• What the task asks: Output every line of the material exactly, omitting images.

[Dataset entries on figures]
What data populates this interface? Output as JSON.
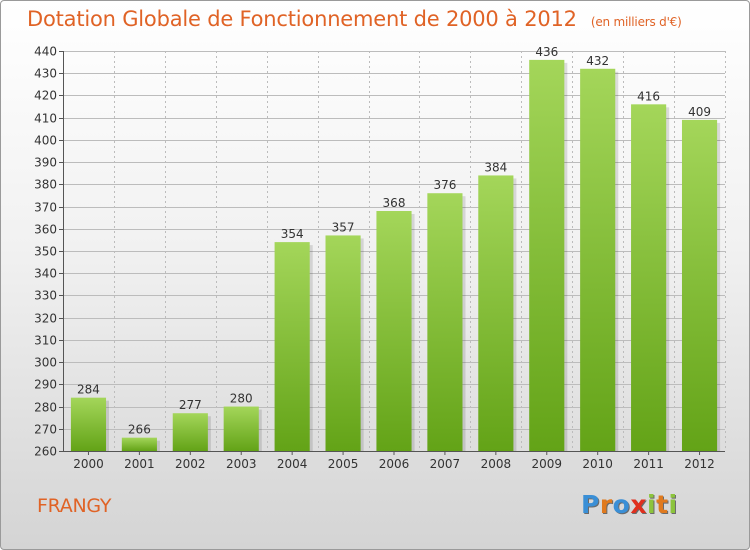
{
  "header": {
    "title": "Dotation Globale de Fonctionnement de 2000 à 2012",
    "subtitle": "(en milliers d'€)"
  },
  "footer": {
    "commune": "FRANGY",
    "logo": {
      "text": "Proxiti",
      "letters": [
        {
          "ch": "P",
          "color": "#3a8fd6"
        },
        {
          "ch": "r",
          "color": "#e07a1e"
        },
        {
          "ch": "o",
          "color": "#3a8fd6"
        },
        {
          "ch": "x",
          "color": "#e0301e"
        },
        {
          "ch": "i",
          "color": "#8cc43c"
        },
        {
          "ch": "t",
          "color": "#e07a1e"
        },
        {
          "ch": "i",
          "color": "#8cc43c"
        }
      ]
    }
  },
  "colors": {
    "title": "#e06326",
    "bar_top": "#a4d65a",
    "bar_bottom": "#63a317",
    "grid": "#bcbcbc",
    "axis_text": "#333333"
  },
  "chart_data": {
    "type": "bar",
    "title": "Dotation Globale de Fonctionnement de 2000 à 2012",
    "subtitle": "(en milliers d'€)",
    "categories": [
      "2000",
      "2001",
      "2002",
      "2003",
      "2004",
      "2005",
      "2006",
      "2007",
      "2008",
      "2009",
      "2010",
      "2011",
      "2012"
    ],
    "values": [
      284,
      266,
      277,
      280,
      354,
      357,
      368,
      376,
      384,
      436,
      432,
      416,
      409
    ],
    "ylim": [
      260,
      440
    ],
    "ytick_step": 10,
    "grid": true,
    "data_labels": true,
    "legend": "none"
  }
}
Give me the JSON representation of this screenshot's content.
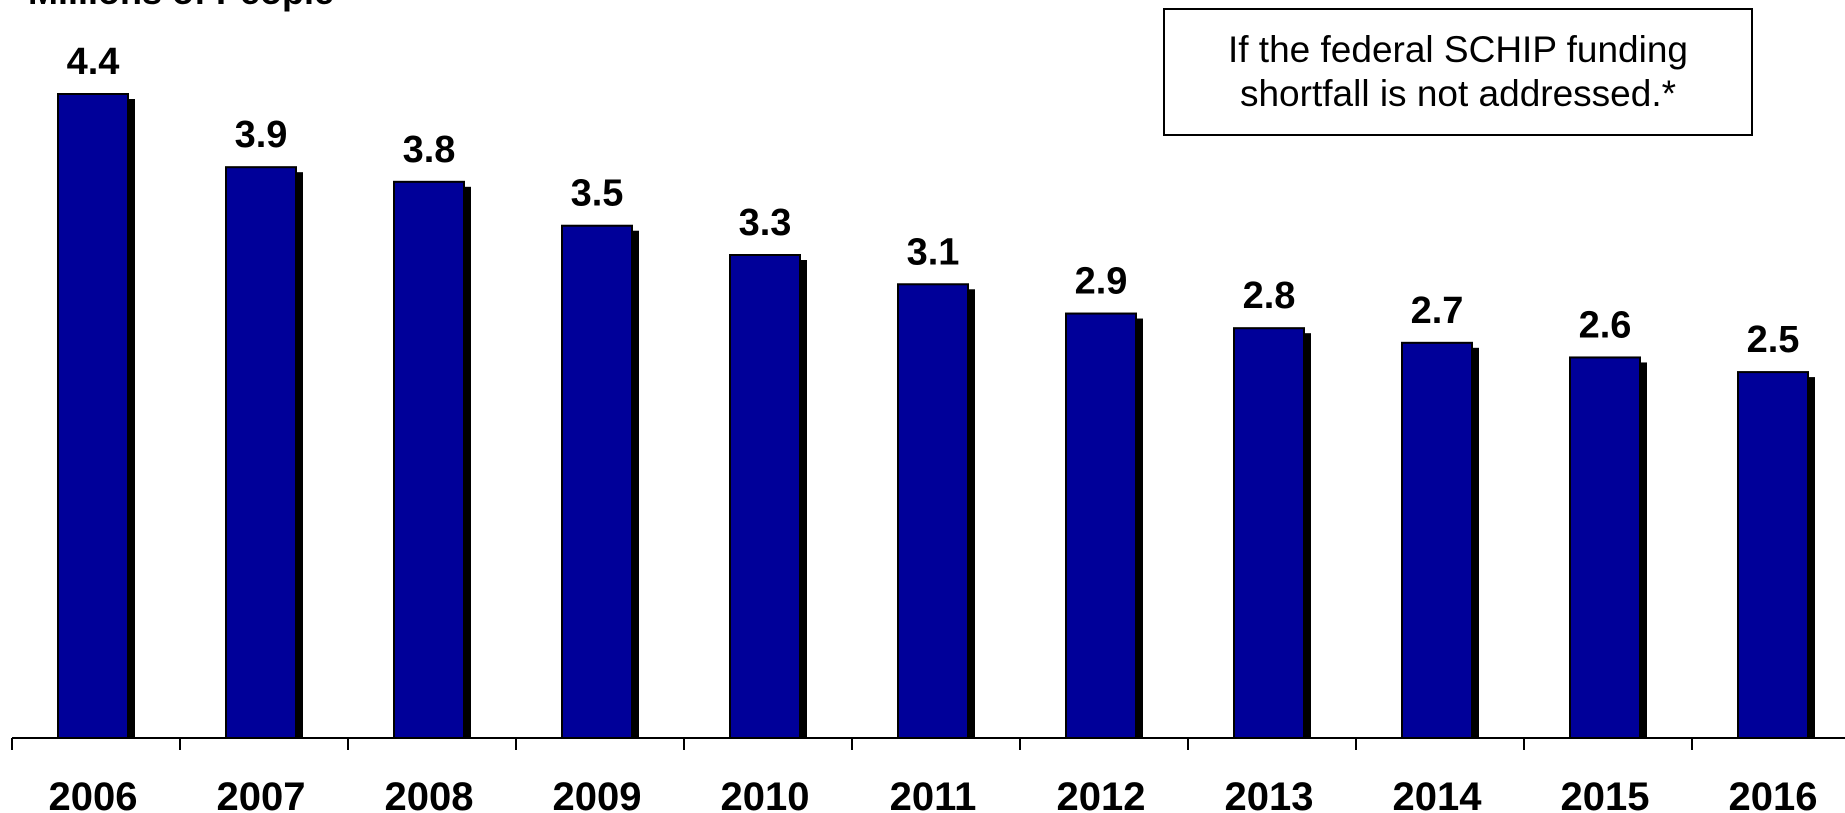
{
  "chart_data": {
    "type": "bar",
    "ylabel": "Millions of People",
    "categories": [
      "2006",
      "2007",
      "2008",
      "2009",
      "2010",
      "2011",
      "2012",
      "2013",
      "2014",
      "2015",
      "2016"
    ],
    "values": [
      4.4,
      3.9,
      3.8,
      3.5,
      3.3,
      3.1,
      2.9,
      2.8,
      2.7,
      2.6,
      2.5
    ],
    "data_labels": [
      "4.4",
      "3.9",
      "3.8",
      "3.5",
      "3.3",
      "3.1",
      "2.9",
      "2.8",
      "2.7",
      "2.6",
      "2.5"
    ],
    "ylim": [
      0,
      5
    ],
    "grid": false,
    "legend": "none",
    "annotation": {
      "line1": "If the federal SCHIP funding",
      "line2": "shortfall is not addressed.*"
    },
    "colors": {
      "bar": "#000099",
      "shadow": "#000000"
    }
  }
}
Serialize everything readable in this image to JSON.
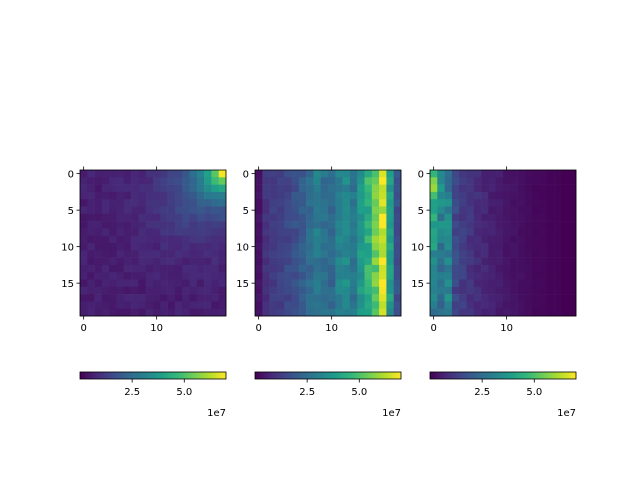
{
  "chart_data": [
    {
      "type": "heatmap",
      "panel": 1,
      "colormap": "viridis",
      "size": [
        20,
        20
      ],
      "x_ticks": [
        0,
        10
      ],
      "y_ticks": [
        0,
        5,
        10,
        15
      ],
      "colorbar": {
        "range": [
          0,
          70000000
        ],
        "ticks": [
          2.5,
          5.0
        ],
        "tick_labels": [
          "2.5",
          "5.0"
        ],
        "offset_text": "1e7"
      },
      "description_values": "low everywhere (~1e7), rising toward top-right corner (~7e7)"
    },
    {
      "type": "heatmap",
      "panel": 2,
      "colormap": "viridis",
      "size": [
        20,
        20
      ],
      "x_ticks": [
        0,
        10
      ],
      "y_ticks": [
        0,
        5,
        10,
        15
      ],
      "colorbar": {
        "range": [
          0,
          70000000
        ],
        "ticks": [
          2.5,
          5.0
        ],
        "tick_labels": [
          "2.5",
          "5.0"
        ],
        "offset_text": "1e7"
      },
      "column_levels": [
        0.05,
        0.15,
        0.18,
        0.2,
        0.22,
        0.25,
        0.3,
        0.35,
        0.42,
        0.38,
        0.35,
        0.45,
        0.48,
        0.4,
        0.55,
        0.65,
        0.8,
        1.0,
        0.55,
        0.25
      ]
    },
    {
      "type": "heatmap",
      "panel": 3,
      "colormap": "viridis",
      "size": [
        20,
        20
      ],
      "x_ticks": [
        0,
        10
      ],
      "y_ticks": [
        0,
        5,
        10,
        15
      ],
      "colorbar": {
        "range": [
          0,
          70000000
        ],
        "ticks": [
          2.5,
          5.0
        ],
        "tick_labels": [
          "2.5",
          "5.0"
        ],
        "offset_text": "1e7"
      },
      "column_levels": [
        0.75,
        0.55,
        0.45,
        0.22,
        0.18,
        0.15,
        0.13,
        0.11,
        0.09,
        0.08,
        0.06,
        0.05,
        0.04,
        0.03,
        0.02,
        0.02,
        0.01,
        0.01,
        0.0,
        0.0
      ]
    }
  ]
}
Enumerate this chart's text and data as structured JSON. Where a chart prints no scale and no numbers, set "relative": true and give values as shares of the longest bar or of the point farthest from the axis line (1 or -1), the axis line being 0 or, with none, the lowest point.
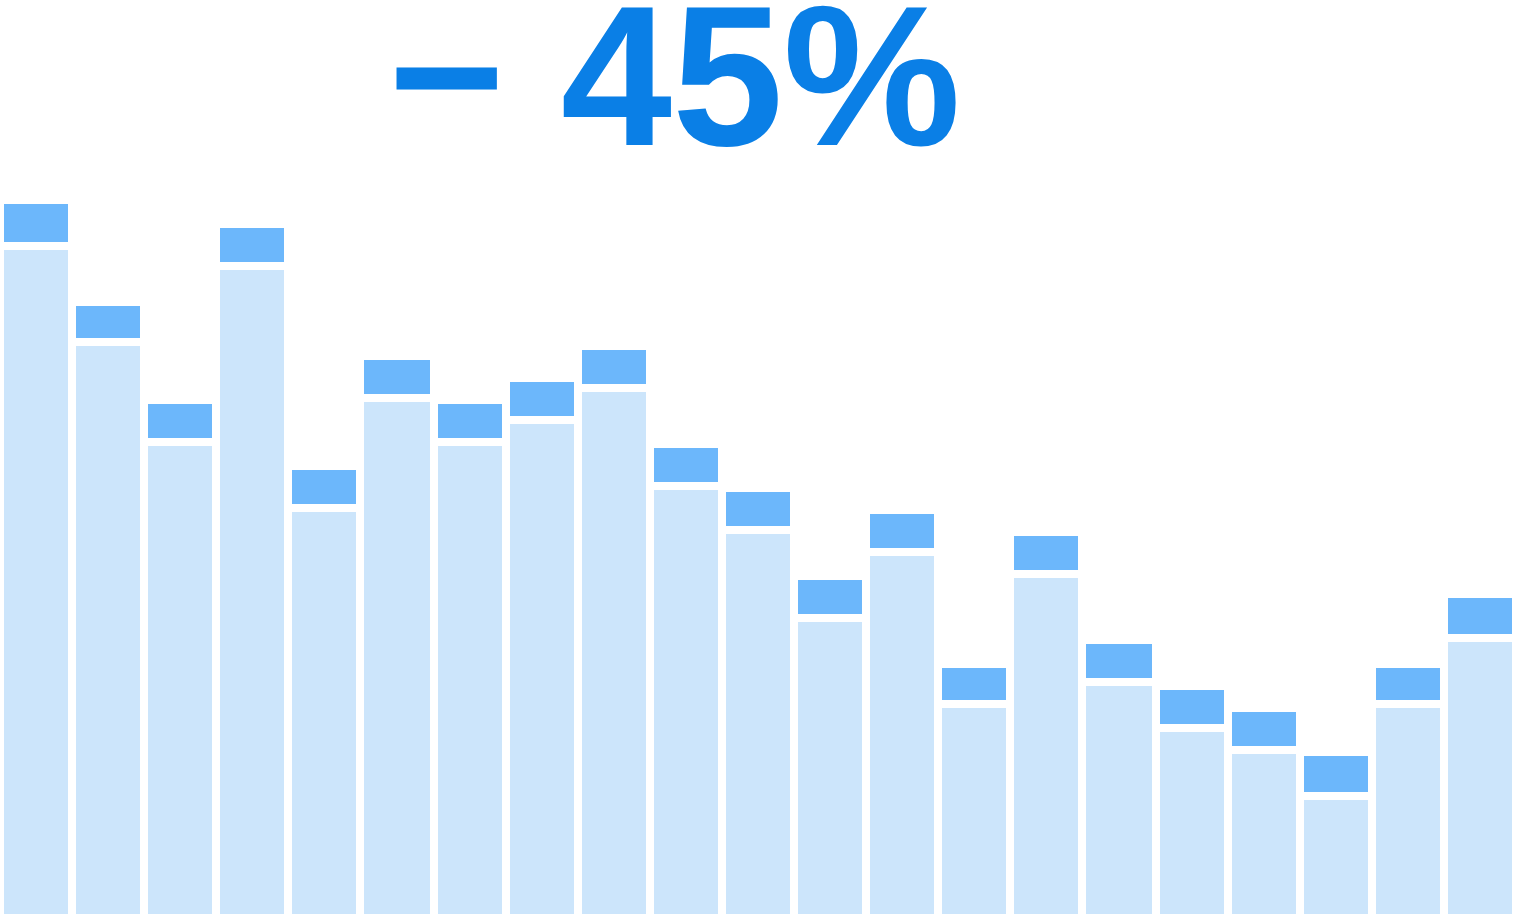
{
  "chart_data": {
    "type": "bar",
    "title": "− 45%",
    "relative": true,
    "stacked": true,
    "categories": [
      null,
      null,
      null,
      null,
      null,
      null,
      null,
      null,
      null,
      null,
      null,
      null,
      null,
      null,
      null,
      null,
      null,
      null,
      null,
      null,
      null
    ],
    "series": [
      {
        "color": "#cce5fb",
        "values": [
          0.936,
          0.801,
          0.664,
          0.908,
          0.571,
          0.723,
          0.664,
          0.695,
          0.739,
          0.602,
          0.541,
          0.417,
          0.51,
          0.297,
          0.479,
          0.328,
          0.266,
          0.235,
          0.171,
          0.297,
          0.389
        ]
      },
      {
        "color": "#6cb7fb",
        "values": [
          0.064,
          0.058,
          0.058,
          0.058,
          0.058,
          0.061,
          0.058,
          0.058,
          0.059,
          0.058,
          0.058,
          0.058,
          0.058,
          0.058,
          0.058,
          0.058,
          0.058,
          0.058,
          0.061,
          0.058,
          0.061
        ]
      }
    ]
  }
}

• Correct answer:
What data populates this interface? Output as JSON.
{
  "header": {
    "title": "Dotation Globale de Fonctionnement de 2000 à 2012",
    "subtitle": "(en milliers d'€)"
  },
  "footer": {
    "commune": "FRANGY",
    "logo": {
      "text": "Proxiti",
      "letters": [
        {
          "ch": "P",
          "color": "#3a8fd6"
        },
        {
          "ch": "r",
          "color": "#e07a1e"
        },
        {
          "ch": "o",
          "color": "#3a8fd6"
        },
        {
          "ch": "x",
          "color": "#e0301e"
        },
        {
          "ch": "i",
          "color": "#8cc43c"
        },
        {
          "ch": "t",
          "color": "#e07a1e"
        },
        {
          "ch": "i",
          "color": "#8cc43c"
        }
      ]
    }
  },
  "colors": {
    "title": "#e06326",
    "bar_top": "#a4d65a",
    "bar_bottom": "#63a317",
    "grid": "#bcbcbc",
    "axis_text": "#333333"
  },
  "chart_data": {
    "type": "bar",
    "title": "Dotation Globale de Fonctionnement de 2000 à 2012",
    "subtitle": "(en milliers d'€)",
    "categories": [
      "2000",
      "2001",
      "2002",
      "2003",
      "2004",
      "2005",
      "2006",
      "2007",
      "2008",
      "2009",
      "2010",
      "2011",
      "2012"
    ],
    "values": [
      284,
      266,
      277,
      280,
      354,
      357,
      368,
      376,
      384,
      436,
      432,
      416,
      409
    ],
    "ylim": [
      260,
      440
    ],
    "ytick_step": 10,
    "grid": true,
    "data_labels": true,
    "legend": "none"
  }
}
Give me the JSON representation of this screenshot's content.
{
  "chart_data": {
    "type": "bar",
    "ylabel": "Millions of People",
    "categories": [
      "2006",
      "2007",
      "2008",
      "2009",
      "2010",
      "2011",
      "2012",
      "2013",
      "2014",
      "2015",
      "2016"
    ],
    "values": [
      4.4,
      3.9,
      3.8,
      3.5,
      3.3,
      3.1,
      2.9,
      2.8,
      2.7,
      2.6,
      2.5
    ],
    "data_labels": [
      "4.4",
      "3.9",
      "3.8",
      "3.5",
      "3.3",
      "3.1",
      "2.9",
      "2.8",
      "2.7",
      "2.6",
      "2.5"
    ],
    "ylim": [
      0,
      5
    ],
    "grid": false,
    "legend": "none",
    "annotation": {
      "line1": "If the federal SCHIP funding",
      "line2": "shortfall is not addressed.*"
    },
    "colors": {
      "bar": "#000099",
      "shadow": "#000000"
    }
  }
}
Serialize everything readable in this image to JSON.
{
  "chart_data": [
    {
      "type": "heatmap",
      "panel": 1,
      "colormap": "viridis",
      "size": [
        20,
        20
      ],
      "x_ticks": [
        0,
        10
      ],
      "y_ticks": [
        0,
        5,
        10,
        15
      ],
      "colorbar": {
        "range": [
          0,
          70000000
        ],
        "ticks": [
          2.5,
          5.0
        ],
        "tick_labels": [
          "2.5",
          "5.0"
        ],
        "offset_text": "1e7"
      },
      "description_values": "low everywhere (~1e7), rising toward top-right corner (~7e7)"
    },
    {
      "type": "heatmap",
      "panel": 2,
      "colormap": "viridis",
      "size": [
        20,
        20
      ],
      "x_ticks": [
        0,
        10
      ],
      "y_ticks": [
        0,
        5,
        10,
        15
      ],
      "colorbar": {
        "range": [
          0,
          70000000
        ],
        "ticks": [
          2.5,
          5.0
        ],
        "tick_labels": [
          "2.5",
          "5.0"
        ],
        "offset_text": "1e7"
      },
      "column_levels": [
        0.05,
        0.15,
        0.18,
        0.2,
        0.22,
        0.25,
        0.3,
        0.35,
        0.42,
        0.38,
        0.35,
        0.45,
        0.48,
        0.4,
        0.55,
        0.65,
        0.8,
        1.0,
        0.55,
        0.25
      ]
    },
    {
      "type": "heatmap",
      "panel": 3,
      "colormap": "viridis",
      "size": [
        20,
        20
      ],
      "x_ticks": [
        0,
        10
      ],
      "y_ticks": [
        0,
        5,
        10,
        15
      ],
      "colorbar": {
        "range": [
          0,
          70000000
        ],
        "ticks": [
          2.5,
          5.0
        ],
        "tick_labels": [
          "2.5",
          "5.0"
        ],
        "offset_text": "1e7"
      },
      "column_levels": [
        0.75,
        0.55,
        0.45,
        0.22,
        0.18,
        0.15,
        0.13,
        0.11,
        0.09,
        0.08,
        0.06,
        0.05,
        0.04,
        0.03,
        0.02,
        0.02,
        0.01,
        0.01,
        0.0,
        0.0
      ]
    }
  ]
}
Enumerate this chart's text and data as structured JSON. Where a chart prints no scale and no numbers, set "relative": true and give values as shares of the longest bar or of the point farthest from the axis line (1 or -1), the axis line being 0 or, with none, the lowest point.
{
  "chart_data": {
    "type": "bar",
    "title": "− 45%",
    "relative": true,
    "stacked": true,
    "categories": [
      null,
      null,
      null,
      null,
      null,
      null,
      null,
      null,
      null,
      null,
      null,
      null,
      null,
      null,
      null,
      null,
      null,
      null,
      null,
      null,
      null
    ],
    "series": [
      {
        "color": "#cce5fb",
        "values": [
          0.936,
          0.801,
          0.664,
          0.908,
          0.571,
          0.723,
          0.664,
          0.695,
          0.739,
          0.602,
          0.541,
          0.417,
          0.51,
          0.297,
          0.479,
          0.328,
          0.266,
          0.235,
          0.171,
          0.297,
          0.389
        ]
      },
      {
        "color": "#6cb7fb",
        "values": [
          0.064,
          0.058,
          0.058,
          0.058,
          0.058,
          0.061,
          0.058,
          0.058,
          0.059,
          0.058,
          0.058,
          0.058,
          0.058,
          0.058,
          0.058,
          0.058,
          0.058,
          0.058,
          0.061,
          0.058,
          0.061
        ]
      }
    ]
  }
}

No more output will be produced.